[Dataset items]
******************************
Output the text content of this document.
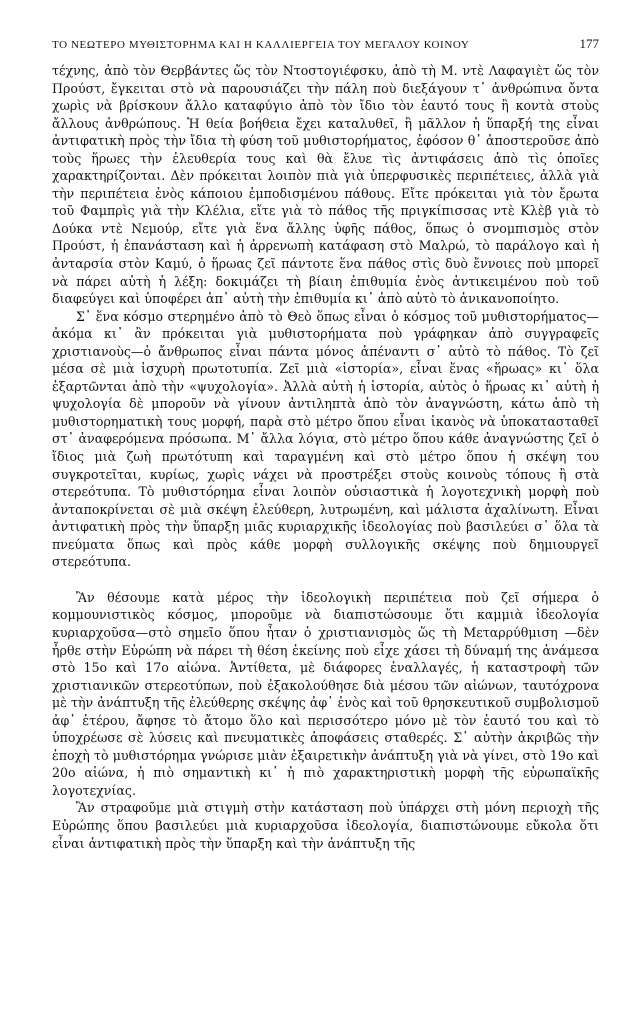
ΤΟ ΝΕΩΤΕΡΟ ΜΥΘΙΣΤΟΡΗΜΑ ΚΑΙ Η ΚΑΛΛΙΕΡΓΕΙΑ ΤΟΥ ΜΕΓΑΛΟΥ ΚΟΙΝΟΥ	177

τέχνης, ἀπὸ τὸν Θερβάντες ὥς τὸν Ντοστογιέφσκυ, ἀπὸ τὴ Μ. ντὲ Λαφαγιὲτ ὥς τὸν Προύστ, ἔγκειται στὸ νὰ παρουσιάζει τὴν πάλη ποὺ διεξάγουν τ᾽ ἀνθρώπινα ὄντα χωρὶς νὰ βρίσκουν ἄλλο καταφύγιο ἀπὸ τὸν ἴδιο τὸν ἑαυτό τους ἢ κοντὰ στοὺς ἄλλους ἀνθρώπους. Ἡ θεία βοήθεια ἔχει καταλυθεῖ, ἢ μᾶλλον ἡ ὕπαρξή της εἶναι ἀντιφατικὴ πρὸς τὴν ἴδια τὴ φύση τοῦ μυθιστορήματος, ἐφόσον θ᾽ ἀποστεροῦσε ἀπὸ τοὺς ἥρωες τὴν ἐλευθερία τους καὶ θὰ ἔλυε τὶς ἀντιφάσεις ἀπὸ τὶς ὁποῖες χαρακτηρίζονται. Δὲν πρόκειται λοιπὸν πιὰ γιὰ ὑπερφυσικὲς περιπέτειες, ἀλλὰ γιὰ τὴν περιπέτεια ἑνὸς κάποιου ἐμποδισμένου πάθους. Εἴτε πρόκειται γιὰ τὸν ἔρωτα τοῦ Φαμπρὶς γιὰ τὴν Κλέλια, εἴτε γιὰ τὸ πάθος τῆς πριγκίπισσας ντὲ Κλὲβ γιὰ τὸ Δούκα ντὲ Νεμούρ, εἴτε γιὰ ἕνα ἄλλης ὑφῆς πάθος, ὅπως ὁ σνομπισμὸς στὸν Προύστ, ἡ ἐπανάσταση καὶ ἡ ἀρρενωπὴ κατάφαση στὸ Μαλρώ, τὸ παράλογο καὶ ἡ ἀνταρσία στὸν Καμύ, ὁ ἥρωας ζεῖ πάντοτε ἕνα πάθος στὶς δυὸ ἔννοιες ποὺ μπορεῖ νὰ πάρει αὐτὴ ἡ λέξη: δοκιμάζει τὴ βίαιη ἐπιθυμία ἑνὸς ἀντικειμένου ποὺ τοῦ διαφεύγει καὶ ὑποφέρει ἀπ᾽ αὐτὴ τὴν ἐπιθυμία κι᾽ ἀπὸ αὐτὸ τὸ ἀνικανοποίητο.

Σ᾽ ἕνα κόσμο στερημένο ἀπὸ τὸ Θεὸ ὅπως εἶναι ὁ κόσμος τοῦ μυθιστορήματος—ἀκόμα κι᾽ ἂν πρόκειται γιὰ μυθιστορήματα ποὺ γράφηκαν ἀπὸ συγγραφεῖς χριστιανοὺς—ὁ ἄνθρωπος εἶναι πάντα μόνος ἀπέναντι σ᾽ αὐτὸ τὸ πάθος. Τὸ ζεῖ μέσα σὲ μιὰ ἰσχυρὴ πρωτοτυπία. Ζεῖ μιὰ «ἱστορία», εἶναι ἕνας «ἥρωας» κι᾽ ὅλα ἐξαρτῶνται ἀπὸ τὴν «ψυχολογία». Ἀλλὰ αὐτὴ ἡ ἱστορία, αὐτὸς ὁ ἥρωας κι᾽ αὐτὴ ἡ ψυχολογία δὲ μποροῦν νὰ γίνουν ἀντιληπτὰ ἀπὸ τὸν ἀναγνώστη, κάτω ἀπὸ τὴ μυθιστορηματικὴ τους μορφή, παρὰ στὸ μέτρο ὅπου εἶναι ἱκανὸς νὰ ὑποκατασταθεῖ στ᾽ ἀναφερόμενα πρόσωπα. Μ᾽ ἄλλα λόγια, στὸ μέτρο ὅπου κάθε ἀναγνώστης ζεῖ ὁ ἴδιος μιὰ ζωὴ πρωτότυπη καὶ ταραγμένη καὶ στὸ μέτρο ὅπου ἡ σκέψη του συγκροτεῖται, κυρίως, χωρὶς νάχει νὰ προστρέξει στοὺς κοινοὺς τόπους ἢ στὰ στερεότυπα. Τὸ μυθιστόρημα εἶναι λοιπὸν οὐσιαστικὰ ἡ λογοτεχνικὴ μορφὴ ποὺ ἀνταποκρίνεται σὲ μιὰ σκέψη ἐλεύθερη, λυτρωμένη, καὶ μάλιστα ἀχαλίνωτη. Εἶναι ἀντιφατικὴ πρὸς τὴν ὕπαρξη μιᾶς κυριαρχικῆς ἰδεολογίας ποὺ βασιλεύει σ᾽ ὅλα τὰ πνεύματα ὅπως καὶ πρὸς κάθε μορφὴ συλλογικῆς σκέψης ποὺ δημιουργεῖ στερεότυπα.

Ἂν θέσουμε κατὰ μέρος τὴν ἰδεολογικὴ περιπέτεια ποὺ ζεῖ σήμερα ὁ κομμουνιστικὸς κόσμος, μποροῦμε νὰ διαπιστώσουμε ὅτι καμμιὰ ἰδεολογία κυριαρχοῦσα—στὸ σημεῖο ὅπου ἦταν ὁ χριστιανισμὸς ὥς τὴ Μεταρρύθμιση —δὲν ἦρθε στὴν Εὐρώπη νὰ πάρει τὴ θέση ἐκείνης ποὺ εἶχε χάσει τὴ δύναμή της ἀνάμεσα στὸ 15ο καὶ 17ο αἰώνα. Ἀντίθετα, μὲ διάφορες ἐναλλαγές, ἡ καταστροφὴ τῶν χριστιανικῶν στερεοτύπων, ποὺ ἐξακολούθησε διὰ μέσου τῶν αἰώνων, ταυτόχρονα μὲ τὴν ἀνάπτυξη τῆς ἐλεύθερης σκέψης ἀφ᾽ ἑνὸς καὶ τοῦ θρησκευτικοῦ συμβολισμοῦ ἀφ᾽ ἑτέρου, ἄφησε τὸ ἄτομο ὅλο καὶ περισσότερο μόνο μὲ τὸν ἑαυτό του καὶ τὸ ὑποχρέωσε σὲ λύσεις καὶ πνευματικὲς ἀποφάσεις σταθερές. Σ᾽ αὐτὴν ἀκριβῶς τὴν ἐποχὴ τὸ μυθιστόρημα γνώρισε μιὰν ἐξαιρετικὴν ἀνάπτυξη γιὰ νὰ γίνει, στὸ 19ο καὶ 20ο αἰώνα, ἡ πιὸ σημαντικὴ κι᾽ ἡ πιὸ χαρακτηριστικὴ μορφὴ τῆς εὐρωπαϊκῆς λογοτεχνίας.

Ἂν στραφοῦμε μιὰ στιγμὴ στὴν κατάσταση ποὺ ὑπάρχει στὴ μόνη περιοχὴ τῆς Εὐρώπης ὅπου βασιλεύει μιὰ κυριαρχοῦσα ἰδεολογία, διαπιστώνουμε εὔκολα ὅτι εἶναι ἀντιφατικὴ πρὸς τὴν ὕπαρξη καὶ τὴν ἀνάπτυξη τῆς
******************************
■ Task brief ■
Write every record out again exactly; no pictures belong in the copy.

■ Reply to the task ■
Output the text content of this document.
ΤΟ ΝΕΩΤΕΡΟ ΜΥΘΙΣΤΟΡΗΜΑ ΚΑΙ Η ΚΑΛΛΙΕΡΓΕΙΑ ΤΟΥ ΜΕΓΑΛΟΥ ΚΟΙΝΟΥ	177

τέχνης, ἀπὸ τὸν Θερβάντες ὥς τὸν Ντοστογιέφσκυ, ἀπὸ τὴ Μ. ντὲ Λαφαγιὲτ ὥς τὸν Προύστ, ἔγκειται στὸ νὰ παρουσιάζει τὴν πάλη ποὺ διεξάγουν τ᾽ ἀνθρώπινα ὄντα χωρὶς νὰ βρίσκουν ἄλλο καταφύγιο ἀπὸ τὸν ἴδιο τὸν ἑαυτό τους ἢ κοντὰ στοὺς ἄλλους ἀνθρώπους. Ἡ θεία βοήθεια ἔχει καταλυθεῖ, ἢ μᾶλλον ἡ ὕπαρξή της εἶναι ἀντιφατικὴ πρὸς τὴν ἴδια τὴ φύση τοῦ μυθιστορήματος, ἐφόσον θ᾽ ἀποστεροῦσε ἀπὸ τοὺς ἥρωες τὴν ἐλευθερία τους καὶ θὰ ἔλυε τὶς ἀντιφάσεις ἀπὸ τὶς ὁποῖες χαρακτηρίζονται. Δὲν πρόκειται λοιπὸν πιὰ γιὰ ὑπερφυσικὲς περιπέτειες, ἀλλὰ γιὰ τὴν περιπέτεια ἑνὸς κάποιου ἐμποδισμένου πάθους. Εἴτε πρόκειται γιὰ τὸν ἔρωτα τοῦ Φαμπρὶς γιὰ τὴν Κλέλια, εἴτε γιὰ τὸ πάθος τῆς πριγκίπισσας ντὲ Κλὲβ γιὰ τὸ Δούκα ντὲ Νεμούρ, εἴτε γιὰ ἕνα ἄλλης ὑφῆς πάθος, ὅπως ὁ σνομπισμὸς στὸν Προύστ, ἡ ἐπανάσταση καὶ ἡ ἀρρενωπὴ κατάφαση στὸ Μαλρώ, τὸ παράλογο καὶ ἡ ἀνταρσία στὸν Καμύ, ὁ ἥρωας ζεῖ πάντοτε ἕνα πάθος στὶς δυὸ ἔννοιες ποὺ μπορεῖ νὰ πάρει αὐτὴ ἡ λέξη: δοκιμάζει τὴ βίαιη ἐπιθυμία ἑνὸς ἀντικειμένου ποὺ τοῦ διαφεύγει καὶ ὑποφέρει ἀπ᾽ αὐτὴ τὴν ἐπιθυμία κι᾽ ἀπὸ αὐτὸ τὸ ἀνικανοποίητο.

Σ᾽ ἕνα κόσμο στερημένο ἀπὸ τὸ Θεὸ ὅπως εἶναι ὁ κόσμος τοῦ μυθιστορήματος—ἀκόμα κι᾽ ἂν πρόκειται γιὰ μυθιστορήματα ποὺ γράφηκαν ἀπὸ συγγραφεῖς χριστιανοὺς—ὁ ἄνθρωπος εἶναι πάντα μόνος ἀπέναντι σ᾽ αὐτὸ τὸ πάθος. Τὸ ζεῖ μέσα σὲ μιὰ ἰσχυρὴ πρωτοτυπία. Ζεῖ μιὰ «ἱστορία», εἶναι ἕνας «ἥρωας» κι᾽ ὅλα ἐξαρτῶνται ἀπὸ τὴν «ψυχολογία». Ἀλλὰ αὐτὴ ἡ ἱστορία, αὐτὸς ὁ ἥρωας κι᾽ αὐτὴ ἡ ψυχολογία δὲ μποροῦν νὰ γίνουν ἀντιληπτὰ ἀπὸ τὸν ἀναγνώστη, κάτω ἀπὸ τὴ μυθιστορηματικὴ τους μορφή, παρὰ στὸ μέτρο ὅπου εἶναι ἱκανὸς νὰ ὑποκατασταθεῖ στ᾽ ἀναφερόμενα πρόσωπα. Μ᾽ ἄλλα λόγια, στὸ μέτρο ὅπου κάθε ἀναγνώστης ζεῖ ὁ ἴδιος μιὰ ζωὴ πρωτότυπη καὶ ταραγμένη καὶ στὸ μέτρο ὅπου ἡ σκέψη του συγκροτεῖται, κυρίως, χωρὶς νάχει νὰ προστρέξει στοὺς κοινοὺς τόπους ἢ στὰ στερεότυπα. Τὸ μυθιστόρημα εἶναι λοιπὸν οὐσιαστικὰ ἡ λογοτεχνικὴ μορφὴ ποὺ ἀνταποκρίνεται σὲ μιὰ σκέψη ἐλεύθερη, λυτρωμένη, καὶ μάλιστα ἀχαλίνωτη. Εἶναι ἀντιφατικὴ πρὸς τὴν ὕπαρξη μιᾶς κυριαρχικῆς ἰδεολογίας ποὺ βασιλεύει σ᾽ ὅλα τὰ πνεύματα ὅπως καὶ πρὸς κάθε μορφὴ συλλογικῆς σκέψης ποὺ δημιουργεῖ στερεότυπα.

Ἂν θέσουμε κατὰ μέρος τὴν ἰδεολογικὴ περιπέτεια ποὺ ζεῖ σήμερα ὁ κομμουνιστικὸς κόσμος, μποροῦμε νὰ διαπιστώσουμε ὅτι καμμιὰ ἰδεολογία κυριαρχοῦσα—στὸ σημεῖο ὅπου ἦταν ὁ χριστιανισμὸς ὥς τὴ Μεταρρύθμιση —δὲν ἦρθε στὴν Εὐρώπη νὰ πάρει τὴ θέση ἐκείνης ποὺ εἶχε χάσει τὴ δύναμή της ἀνάμεσα στὸ 15ο καὶ 17ο αἰώνα. Ἀντίθετα, μὲ διάφορες ἐναλλαγές, ἡ καταστροφὴ τῶν χριστιανικῶν στερεοτύπων, ποὺ ἐξακολούθησε διὰ μέσου τῶν αἰώνων, ταυτόχρονα μὲ τὴν ἀνάπτυξη τῆς ἐλεύθερης σκέψης ἀφ᾽ ἑνὸς καὶ τοῦ θρησκευτικοῦ συμβολισμοῦ ἀφ᾽ ἑτέρου, ἄφησε τὸ ἄτομο ὅλο καὶ περισσότερο μόνο μὲ τὸν ἑαυτό του καὶ τὸ ὑποχρέωσε σὲ λύσεις καὶ πνευματικὲς ἀποφάσεις σταθερές. Σ᾽ αὐτὴν ἀκριβῶς τὴν ἐποχὴ τὸ μυθιστόρημα γνώρισε μιὰν ἐξαιρετικὴν ἀνάπτυξη γιὰ νὰ γίνει, στὸ 19ο καὶ 20ο αἰώνα, ἡ πιὸ σημαντικὴ κι᾽ ἡ πιὸ χαρακτηριστικὴ μορφὴ τῆς εὐρωπαϊκῆς λογοτεχνίας.

Ἂν στραφοῦμε μιὰ στιγμὴ στὴν κατάσταση ποὺ ὑπάρχει στὴ μόνη περιοχὴ τῆς Εὐρώπης ὅπου βασιλεύει μιὰ κυριαρχοῦσα ἰδεολογία, διαπιστώνουμε εὔκολα ὅτι εἶναι ἀντιφατικὴ πρὸς τὴν ὕπαρξη καὶ τὴν ἀνάπτυξη τῆς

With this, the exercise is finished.